>> start Task data

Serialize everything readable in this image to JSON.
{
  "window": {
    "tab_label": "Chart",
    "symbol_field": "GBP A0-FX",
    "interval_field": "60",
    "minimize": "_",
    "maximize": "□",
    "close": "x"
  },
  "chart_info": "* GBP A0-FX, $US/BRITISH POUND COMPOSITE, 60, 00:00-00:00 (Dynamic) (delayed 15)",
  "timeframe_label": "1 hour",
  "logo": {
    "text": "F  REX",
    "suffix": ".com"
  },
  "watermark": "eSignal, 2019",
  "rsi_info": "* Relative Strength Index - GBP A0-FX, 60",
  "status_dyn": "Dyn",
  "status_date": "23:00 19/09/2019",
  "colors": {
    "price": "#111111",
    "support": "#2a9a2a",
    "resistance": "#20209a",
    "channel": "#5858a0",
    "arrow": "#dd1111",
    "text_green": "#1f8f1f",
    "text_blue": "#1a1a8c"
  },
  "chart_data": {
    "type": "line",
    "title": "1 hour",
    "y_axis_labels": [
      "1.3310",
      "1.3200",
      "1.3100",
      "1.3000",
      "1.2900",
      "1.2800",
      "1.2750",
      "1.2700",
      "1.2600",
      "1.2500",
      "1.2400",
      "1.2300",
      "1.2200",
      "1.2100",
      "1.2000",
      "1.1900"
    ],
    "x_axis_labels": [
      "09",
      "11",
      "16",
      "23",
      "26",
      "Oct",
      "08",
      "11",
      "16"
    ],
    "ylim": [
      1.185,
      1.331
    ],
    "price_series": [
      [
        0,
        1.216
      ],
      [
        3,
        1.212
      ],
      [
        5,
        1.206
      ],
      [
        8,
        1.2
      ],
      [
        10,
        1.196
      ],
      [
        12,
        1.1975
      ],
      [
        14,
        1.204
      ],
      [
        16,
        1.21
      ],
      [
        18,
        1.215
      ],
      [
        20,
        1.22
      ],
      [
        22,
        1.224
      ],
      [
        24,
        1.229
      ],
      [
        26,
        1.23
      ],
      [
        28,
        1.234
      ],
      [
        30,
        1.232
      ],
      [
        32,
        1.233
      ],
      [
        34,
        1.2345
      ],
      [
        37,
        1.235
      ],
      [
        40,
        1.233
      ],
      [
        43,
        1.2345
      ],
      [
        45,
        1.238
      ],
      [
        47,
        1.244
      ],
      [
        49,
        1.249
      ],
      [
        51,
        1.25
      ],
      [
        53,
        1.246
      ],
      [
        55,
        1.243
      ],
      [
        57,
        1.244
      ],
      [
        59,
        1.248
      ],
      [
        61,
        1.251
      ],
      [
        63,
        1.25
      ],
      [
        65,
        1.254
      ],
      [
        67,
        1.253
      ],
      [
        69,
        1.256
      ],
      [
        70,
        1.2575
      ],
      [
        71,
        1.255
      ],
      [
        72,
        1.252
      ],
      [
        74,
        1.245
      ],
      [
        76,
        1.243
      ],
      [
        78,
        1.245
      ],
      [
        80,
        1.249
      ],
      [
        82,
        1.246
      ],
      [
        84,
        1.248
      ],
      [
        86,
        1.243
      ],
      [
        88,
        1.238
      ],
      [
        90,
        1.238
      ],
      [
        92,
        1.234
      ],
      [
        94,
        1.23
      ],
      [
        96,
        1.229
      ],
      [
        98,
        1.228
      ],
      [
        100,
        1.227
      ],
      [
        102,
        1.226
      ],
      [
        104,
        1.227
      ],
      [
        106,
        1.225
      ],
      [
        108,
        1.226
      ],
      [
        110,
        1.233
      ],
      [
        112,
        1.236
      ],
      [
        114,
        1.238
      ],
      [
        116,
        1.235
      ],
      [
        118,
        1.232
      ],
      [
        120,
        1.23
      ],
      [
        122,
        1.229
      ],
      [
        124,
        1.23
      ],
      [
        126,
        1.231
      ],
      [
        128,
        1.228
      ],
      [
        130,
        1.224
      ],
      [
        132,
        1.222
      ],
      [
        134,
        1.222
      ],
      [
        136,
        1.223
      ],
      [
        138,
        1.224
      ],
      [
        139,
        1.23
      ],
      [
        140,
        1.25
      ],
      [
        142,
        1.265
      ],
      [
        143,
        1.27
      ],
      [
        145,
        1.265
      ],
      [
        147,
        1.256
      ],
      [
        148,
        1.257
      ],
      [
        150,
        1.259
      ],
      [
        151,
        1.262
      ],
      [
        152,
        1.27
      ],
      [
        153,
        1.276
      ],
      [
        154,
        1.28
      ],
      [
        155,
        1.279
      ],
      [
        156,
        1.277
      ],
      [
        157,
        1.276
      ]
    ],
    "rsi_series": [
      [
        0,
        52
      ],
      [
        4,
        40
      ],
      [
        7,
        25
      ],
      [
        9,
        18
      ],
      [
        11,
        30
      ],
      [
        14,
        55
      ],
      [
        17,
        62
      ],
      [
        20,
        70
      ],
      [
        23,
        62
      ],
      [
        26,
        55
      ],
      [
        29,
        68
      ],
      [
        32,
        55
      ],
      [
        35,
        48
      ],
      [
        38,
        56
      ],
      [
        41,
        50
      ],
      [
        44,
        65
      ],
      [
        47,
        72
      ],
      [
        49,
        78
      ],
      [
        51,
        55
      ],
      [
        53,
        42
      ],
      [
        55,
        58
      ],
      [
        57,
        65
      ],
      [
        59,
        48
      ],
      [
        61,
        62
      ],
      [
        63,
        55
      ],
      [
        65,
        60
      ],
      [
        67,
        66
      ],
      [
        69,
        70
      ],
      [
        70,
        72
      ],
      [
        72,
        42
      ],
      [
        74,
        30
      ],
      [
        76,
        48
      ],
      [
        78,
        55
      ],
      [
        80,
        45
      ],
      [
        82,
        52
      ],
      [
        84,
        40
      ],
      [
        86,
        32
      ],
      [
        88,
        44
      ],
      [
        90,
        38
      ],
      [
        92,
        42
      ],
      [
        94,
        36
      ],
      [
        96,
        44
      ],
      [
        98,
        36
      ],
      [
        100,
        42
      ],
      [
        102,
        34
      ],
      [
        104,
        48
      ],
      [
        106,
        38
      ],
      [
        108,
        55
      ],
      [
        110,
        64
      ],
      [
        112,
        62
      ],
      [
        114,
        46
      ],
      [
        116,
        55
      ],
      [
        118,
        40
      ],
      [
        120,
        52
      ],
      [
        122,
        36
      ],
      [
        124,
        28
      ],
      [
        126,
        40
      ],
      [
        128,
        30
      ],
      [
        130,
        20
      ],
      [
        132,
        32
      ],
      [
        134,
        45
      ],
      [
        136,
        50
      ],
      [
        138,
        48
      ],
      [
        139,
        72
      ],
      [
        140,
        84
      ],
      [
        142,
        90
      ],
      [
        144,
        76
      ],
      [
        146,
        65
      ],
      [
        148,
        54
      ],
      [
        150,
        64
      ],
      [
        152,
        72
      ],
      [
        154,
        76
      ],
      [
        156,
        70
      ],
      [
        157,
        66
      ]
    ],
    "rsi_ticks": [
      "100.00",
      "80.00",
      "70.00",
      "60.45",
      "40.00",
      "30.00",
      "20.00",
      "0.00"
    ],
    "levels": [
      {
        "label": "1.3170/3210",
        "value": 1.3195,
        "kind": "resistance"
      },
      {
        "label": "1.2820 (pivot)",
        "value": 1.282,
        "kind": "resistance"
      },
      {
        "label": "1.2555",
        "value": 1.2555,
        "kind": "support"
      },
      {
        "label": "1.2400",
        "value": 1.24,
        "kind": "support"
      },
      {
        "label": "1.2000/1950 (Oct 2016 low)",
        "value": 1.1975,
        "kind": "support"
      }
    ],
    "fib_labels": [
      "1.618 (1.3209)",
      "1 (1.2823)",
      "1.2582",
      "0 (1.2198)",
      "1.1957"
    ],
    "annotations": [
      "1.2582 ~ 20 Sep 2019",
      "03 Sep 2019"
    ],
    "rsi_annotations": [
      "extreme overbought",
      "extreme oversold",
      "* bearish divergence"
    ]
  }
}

>> end Task data

» Set problem: Which lines contain the word "extreme"? Return each of them.

» Result:
      "extreme overbought",
      "extreme oversold",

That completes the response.